Begin

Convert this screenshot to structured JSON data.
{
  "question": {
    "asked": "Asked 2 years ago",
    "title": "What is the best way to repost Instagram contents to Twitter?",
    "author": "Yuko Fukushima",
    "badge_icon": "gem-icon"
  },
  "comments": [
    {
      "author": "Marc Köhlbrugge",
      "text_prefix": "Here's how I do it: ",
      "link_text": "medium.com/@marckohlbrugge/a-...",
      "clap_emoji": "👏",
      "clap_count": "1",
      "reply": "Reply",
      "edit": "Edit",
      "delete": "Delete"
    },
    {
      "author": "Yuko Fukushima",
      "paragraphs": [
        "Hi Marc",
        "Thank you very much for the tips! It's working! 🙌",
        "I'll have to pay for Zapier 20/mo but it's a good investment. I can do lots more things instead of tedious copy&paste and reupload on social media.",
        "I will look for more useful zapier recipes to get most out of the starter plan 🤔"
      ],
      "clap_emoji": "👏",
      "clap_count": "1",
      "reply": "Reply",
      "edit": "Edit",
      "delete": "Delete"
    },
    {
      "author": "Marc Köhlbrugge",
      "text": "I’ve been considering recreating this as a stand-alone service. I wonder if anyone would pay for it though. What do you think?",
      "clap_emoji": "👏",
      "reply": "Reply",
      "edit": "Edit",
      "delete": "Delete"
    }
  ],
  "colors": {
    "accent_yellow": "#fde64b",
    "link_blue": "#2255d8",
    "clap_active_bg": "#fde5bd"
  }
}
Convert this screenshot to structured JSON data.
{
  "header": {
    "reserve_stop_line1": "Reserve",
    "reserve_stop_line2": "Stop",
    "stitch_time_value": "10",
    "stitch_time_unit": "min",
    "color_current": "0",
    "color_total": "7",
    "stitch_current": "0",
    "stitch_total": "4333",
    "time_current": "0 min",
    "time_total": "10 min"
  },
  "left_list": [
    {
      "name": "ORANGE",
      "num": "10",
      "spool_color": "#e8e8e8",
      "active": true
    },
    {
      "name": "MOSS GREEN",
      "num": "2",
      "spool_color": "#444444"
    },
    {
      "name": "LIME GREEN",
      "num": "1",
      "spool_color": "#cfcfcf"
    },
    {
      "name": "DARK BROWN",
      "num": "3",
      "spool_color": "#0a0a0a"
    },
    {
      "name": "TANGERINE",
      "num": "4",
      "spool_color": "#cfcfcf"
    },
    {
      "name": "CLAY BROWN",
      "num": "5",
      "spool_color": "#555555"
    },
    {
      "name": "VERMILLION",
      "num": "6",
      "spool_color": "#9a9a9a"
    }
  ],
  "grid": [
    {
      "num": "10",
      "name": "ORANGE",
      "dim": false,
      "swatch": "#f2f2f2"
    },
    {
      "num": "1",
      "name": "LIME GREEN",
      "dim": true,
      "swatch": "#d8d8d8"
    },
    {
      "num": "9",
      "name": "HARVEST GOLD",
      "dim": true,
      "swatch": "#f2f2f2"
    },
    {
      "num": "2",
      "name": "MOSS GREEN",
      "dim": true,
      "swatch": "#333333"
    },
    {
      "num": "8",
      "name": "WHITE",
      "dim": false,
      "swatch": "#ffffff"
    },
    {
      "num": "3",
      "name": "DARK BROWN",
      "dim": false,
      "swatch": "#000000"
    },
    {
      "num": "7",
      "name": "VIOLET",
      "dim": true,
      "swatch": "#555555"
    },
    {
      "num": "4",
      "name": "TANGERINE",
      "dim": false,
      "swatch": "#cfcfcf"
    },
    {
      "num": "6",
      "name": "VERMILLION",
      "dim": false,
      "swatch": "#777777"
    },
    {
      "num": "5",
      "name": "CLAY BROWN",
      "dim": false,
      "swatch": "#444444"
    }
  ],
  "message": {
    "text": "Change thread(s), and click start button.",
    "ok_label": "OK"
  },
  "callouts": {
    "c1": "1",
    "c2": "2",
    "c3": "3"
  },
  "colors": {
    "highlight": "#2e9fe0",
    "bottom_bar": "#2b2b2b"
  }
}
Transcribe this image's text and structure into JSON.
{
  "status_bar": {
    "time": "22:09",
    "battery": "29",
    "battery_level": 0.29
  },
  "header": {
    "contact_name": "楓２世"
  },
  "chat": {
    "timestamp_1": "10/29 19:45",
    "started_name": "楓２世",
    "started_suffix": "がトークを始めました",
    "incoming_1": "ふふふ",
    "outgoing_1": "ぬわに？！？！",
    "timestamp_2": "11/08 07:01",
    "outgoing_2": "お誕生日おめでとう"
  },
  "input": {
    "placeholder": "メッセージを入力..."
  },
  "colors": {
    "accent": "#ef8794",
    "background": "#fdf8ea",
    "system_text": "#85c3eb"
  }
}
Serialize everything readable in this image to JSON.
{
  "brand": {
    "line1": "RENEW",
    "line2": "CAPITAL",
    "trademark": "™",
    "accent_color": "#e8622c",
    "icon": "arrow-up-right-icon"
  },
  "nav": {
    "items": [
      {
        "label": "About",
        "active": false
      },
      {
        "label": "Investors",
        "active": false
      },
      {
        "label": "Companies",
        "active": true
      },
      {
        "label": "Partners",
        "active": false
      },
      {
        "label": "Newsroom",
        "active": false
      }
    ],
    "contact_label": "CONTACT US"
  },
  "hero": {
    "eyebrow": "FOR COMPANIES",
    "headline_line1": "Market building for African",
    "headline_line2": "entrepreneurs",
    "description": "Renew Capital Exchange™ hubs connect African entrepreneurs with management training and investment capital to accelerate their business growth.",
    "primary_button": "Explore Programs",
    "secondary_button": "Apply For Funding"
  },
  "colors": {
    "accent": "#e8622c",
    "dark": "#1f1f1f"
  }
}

End

To do.
Tell how many lines contain the word "image", using only the number.

Complete response.
2